-- start EXERCISE DATA --

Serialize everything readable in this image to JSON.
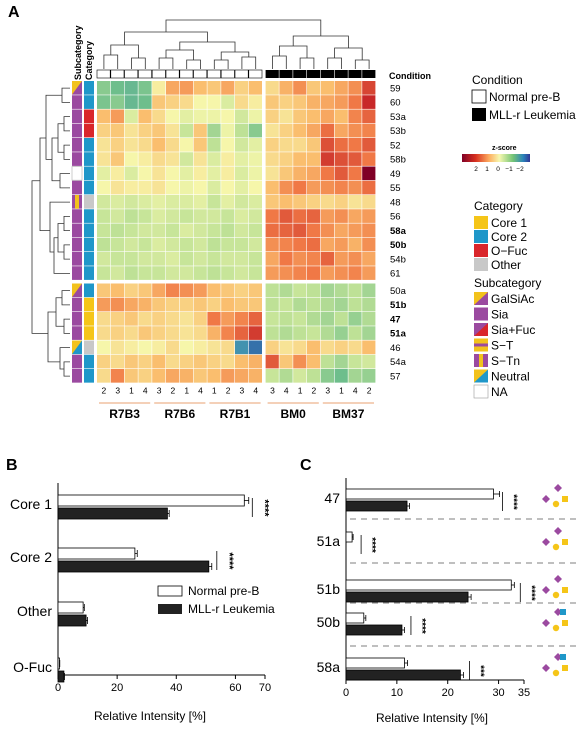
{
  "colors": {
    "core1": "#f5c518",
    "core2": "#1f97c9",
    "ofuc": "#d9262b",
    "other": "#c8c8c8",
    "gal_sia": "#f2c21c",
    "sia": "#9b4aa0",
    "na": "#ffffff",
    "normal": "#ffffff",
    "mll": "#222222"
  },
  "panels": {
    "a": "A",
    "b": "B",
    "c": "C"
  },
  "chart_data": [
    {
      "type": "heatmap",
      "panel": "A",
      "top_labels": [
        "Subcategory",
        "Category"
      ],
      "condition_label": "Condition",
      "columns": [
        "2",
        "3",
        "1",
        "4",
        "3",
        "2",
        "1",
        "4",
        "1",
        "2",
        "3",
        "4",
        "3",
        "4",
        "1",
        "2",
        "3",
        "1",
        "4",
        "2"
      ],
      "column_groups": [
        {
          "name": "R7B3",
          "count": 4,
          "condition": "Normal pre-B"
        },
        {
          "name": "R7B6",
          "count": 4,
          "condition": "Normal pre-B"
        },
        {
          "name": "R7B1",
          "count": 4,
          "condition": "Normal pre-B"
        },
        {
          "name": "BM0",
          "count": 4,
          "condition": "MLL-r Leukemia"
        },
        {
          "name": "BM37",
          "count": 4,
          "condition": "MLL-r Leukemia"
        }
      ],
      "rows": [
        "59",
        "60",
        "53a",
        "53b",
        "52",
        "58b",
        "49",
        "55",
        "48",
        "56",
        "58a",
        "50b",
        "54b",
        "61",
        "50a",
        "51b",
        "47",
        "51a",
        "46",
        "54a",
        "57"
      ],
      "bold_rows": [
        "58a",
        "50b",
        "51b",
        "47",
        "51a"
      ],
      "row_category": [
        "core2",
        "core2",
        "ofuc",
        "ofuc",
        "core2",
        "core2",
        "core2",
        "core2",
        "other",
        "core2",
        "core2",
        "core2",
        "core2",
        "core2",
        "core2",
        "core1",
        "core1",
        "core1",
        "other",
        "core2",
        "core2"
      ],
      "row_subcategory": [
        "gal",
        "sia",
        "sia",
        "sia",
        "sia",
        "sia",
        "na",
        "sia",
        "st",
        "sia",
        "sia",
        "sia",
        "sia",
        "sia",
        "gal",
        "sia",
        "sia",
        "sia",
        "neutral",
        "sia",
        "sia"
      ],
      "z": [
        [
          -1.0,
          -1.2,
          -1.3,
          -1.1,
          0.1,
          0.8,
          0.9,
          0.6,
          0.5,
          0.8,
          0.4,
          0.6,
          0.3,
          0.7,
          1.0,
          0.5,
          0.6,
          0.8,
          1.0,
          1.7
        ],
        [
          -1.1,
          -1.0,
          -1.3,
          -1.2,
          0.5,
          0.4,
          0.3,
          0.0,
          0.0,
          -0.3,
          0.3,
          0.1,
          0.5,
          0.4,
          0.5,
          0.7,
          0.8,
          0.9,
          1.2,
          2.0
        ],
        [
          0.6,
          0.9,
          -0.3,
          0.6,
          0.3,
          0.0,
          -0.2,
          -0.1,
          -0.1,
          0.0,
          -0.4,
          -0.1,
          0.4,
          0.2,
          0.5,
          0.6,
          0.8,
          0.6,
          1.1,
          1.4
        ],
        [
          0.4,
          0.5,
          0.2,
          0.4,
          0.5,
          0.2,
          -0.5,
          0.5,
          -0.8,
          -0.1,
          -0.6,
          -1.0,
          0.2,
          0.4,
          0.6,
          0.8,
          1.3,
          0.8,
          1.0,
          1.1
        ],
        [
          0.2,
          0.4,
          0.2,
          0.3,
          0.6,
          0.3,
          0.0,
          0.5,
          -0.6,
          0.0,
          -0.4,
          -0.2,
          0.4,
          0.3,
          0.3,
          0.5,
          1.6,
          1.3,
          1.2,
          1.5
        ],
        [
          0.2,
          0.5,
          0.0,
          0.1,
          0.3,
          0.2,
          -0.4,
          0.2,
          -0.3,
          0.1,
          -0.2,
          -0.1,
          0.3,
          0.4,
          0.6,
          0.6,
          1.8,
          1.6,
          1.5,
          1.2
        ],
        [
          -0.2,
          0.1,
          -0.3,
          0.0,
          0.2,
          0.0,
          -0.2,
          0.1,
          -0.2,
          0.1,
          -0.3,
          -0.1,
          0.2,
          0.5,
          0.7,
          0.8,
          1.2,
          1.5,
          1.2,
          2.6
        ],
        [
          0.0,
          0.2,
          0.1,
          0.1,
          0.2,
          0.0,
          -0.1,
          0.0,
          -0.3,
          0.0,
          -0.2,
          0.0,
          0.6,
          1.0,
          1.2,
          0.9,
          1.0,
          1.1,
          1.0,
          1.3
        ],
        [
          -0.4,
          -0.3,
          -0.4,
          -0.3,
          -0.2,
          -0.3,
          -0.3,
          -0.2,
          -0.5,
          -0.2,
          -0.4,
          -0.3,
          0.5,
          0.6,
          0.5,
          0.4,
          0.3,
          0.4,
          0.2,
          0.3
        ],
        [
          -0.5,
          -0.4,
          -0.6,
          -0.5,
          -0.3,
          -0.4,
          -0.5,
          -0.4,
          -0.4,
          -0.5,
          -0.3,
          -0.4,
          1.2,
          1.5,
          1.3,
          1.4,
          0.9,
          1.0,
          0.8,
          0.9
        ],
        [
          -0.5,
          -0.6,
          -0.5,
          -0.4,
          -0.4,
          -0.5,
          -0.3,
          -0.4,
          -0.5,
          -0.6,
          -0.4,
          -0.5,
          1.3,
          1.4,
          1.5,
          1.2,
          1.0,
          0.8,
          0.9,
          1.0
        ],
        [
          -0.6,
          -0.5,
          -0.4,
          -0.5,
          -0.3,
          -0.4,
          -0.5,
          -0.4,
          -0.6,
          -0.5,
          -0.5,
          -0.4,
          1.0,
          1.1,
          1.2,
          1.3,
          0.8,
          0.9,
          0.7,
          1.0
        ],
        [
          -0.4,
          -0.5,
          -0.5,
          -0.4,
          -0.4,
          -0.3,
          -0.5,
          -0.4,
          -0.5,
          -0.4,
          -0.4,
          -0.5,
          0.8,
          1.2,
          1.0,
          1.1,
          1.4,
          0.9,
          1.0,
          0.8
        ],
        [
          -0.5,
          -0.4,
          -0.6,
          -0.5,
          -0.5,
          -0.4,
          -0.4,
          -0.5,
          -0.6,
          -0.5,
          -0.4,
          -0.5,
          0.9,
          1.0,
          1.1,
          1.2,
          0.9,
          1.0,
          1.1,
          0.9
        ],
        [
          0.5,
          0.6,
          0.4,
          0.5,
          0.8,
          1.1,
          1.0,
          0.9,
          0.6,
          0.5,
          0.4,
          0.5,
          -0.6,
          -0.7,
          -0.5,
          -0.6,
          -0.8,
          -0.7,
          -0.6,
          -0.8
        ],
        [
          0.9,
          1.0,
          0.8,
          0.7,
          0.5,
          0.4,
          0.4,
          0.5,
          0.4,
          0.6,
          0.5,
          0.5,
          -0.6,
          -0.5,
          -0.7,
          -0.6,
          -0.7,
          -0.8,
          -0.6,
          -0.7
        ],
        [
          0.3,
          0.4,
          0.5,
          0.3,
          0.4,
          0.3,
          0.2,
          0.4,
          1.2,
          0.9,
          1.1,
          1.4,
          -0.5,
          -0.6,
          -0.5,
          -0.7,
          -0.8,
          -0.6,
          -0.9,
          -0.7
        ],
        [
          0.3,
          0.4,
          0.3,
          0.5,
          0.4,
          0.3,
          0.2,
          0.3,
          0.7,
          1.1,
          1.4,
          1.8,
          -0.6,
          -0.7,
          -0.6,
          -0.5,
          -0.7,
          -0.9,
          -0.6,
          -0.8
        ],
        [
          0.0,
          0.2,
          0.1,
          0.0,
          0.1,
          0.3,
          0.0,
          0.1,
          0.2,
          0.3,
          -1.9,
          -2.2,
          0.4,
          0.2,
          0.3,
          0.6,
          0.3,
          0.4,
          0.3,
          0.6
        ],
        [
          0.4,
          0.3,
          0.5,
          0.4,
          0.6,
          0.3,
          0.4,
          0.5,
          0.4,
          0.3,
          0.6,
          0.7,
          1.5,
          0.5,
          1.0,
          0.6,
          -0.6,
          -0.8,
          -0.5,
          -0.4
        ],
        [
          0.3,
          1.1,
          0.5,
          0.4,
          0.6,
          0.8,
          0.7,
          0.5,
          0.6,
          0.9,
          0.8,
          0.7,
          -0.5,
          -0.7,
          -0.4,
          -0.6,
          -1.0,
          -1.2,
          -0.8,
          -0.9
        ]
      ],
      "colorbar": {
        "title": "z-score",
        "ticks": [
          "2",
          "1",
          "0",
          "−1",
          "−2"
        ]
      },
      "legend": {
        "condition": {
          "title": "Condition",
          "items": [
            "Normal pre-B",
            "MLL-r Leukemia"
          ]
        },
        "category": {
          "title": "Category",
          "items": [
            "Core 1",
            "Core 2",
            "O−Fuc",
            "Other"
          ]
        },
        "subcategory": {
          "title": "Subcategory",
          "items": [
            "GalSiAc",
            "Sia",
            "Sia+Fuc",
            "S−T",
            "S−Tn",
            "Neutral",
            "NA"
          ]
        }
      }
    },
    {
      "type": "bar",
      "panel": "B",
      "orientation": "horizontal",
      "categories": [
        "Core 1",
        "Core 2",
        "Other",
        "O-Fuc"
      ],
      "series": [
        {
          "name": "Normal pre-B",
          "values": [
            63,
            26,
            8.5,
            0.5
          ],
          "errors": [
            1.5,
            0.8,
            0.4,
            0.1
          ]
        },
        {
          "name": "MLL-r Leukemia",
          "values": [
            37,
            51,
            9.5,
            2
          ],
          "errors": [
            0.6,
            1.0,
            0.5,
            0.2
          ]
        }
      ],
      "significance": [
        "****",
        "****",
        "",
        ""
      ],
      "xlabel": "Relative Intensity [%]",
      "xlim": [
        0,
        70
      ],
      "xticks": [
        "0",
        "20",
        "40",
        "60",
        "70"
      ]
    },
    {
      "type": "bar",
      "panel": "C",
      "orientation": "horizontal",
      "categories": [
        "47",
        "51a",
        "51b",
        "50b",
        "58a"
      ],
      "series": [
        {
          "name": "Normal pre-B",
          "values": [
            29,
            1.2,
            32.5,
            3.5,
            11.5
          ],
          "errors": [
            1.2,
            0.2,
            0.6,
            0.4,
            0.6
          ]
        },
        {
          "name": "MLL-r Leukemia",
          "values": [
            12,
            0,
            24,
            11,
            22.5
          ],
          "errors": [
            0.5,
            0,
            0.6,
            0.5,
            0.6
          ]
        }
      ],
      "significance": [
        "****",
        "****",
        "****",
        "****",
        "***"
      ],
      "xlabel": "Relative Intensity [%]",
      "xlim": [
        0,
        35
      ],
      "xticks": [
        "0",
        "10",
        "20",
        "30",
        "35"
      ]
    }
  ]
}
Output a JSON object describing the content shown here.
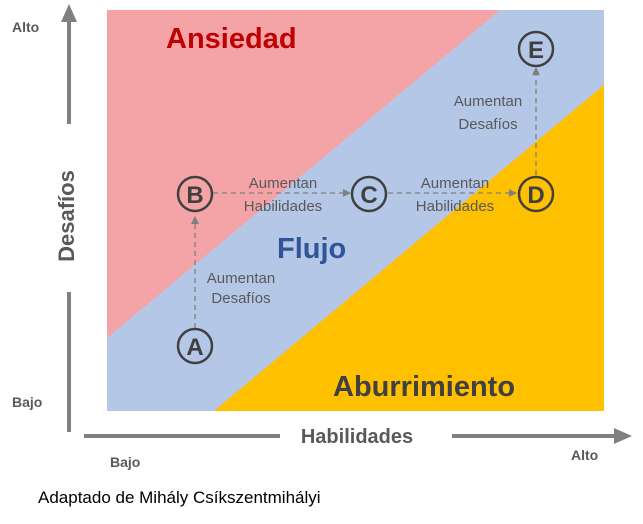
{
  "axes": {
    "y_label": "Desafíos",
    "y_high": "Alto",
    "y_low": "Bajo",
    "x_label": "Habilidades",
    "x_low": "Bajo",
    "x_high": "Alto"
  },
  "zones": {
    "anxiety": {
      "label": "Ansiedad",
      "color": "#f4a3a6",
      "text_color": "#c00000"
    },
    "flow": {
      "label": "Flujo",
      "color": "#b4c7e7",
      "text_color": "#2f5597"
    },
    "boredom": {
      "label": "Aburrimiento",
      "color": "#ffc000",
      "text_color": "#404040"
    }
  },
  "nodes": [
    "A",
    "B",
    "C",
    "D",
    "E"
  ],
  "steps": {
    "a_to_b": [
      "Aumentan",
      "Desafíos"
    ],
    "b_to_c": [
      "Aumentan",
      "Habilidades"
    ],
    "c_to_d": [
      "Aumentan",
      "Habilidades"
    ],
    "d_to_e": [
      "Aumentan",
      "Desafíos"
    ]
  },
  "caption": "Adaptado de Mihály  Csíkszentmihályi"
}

-- end EXERCISE DATA --

SET PROBLEM: Exactly the lines from the line with "Output a JSON" through the last line of the listing, both included, should be extracted, and the pictures left behind.

OUTPUT OF THE TASK:
Output a JSON object describing the content shown here.
{
  "axes": {
    "y_label": "Desafíos",
    "y_high": "Alto",
    "y_low": "Bajo",
    "x_label": "Habilidades",
    "x_low": "Bajo",
    "x_high": "Alto"
  },
  "zones": {
    "anxiety": {
      "label": "Ansiedad",
      "color": "#f4a3a6",
      "text_color": "#c00000"
    },
    "flow": {
      "label": "Flujo",
      "color": "#b4c7e7",
      "text_color": "#2f5597"
    },
    "boredom": {
      "label": "Aburrimiento",
      "color": "#ffc000",
      "text_color": "#404040"
    }
  },
  "nodes": [
    "A",
    "B",
    "C",
    "D",
    "E"
  ],
  "steps": {
    "a_to_b": [
      "Aumentan",
      "Desafíos"
    ],
    "b_to_c": [
      "Aumentan",
      "Habilidades"
    ],
    "c_to_d": [
      "Aumentan",
      "Habilidades"
    ],
    "d_to_e": [
      "Aumentan",
      "Desafíos"
    ]
  },
  "caption": "Adaptado de Mihály  Csíkszentmihályi"
}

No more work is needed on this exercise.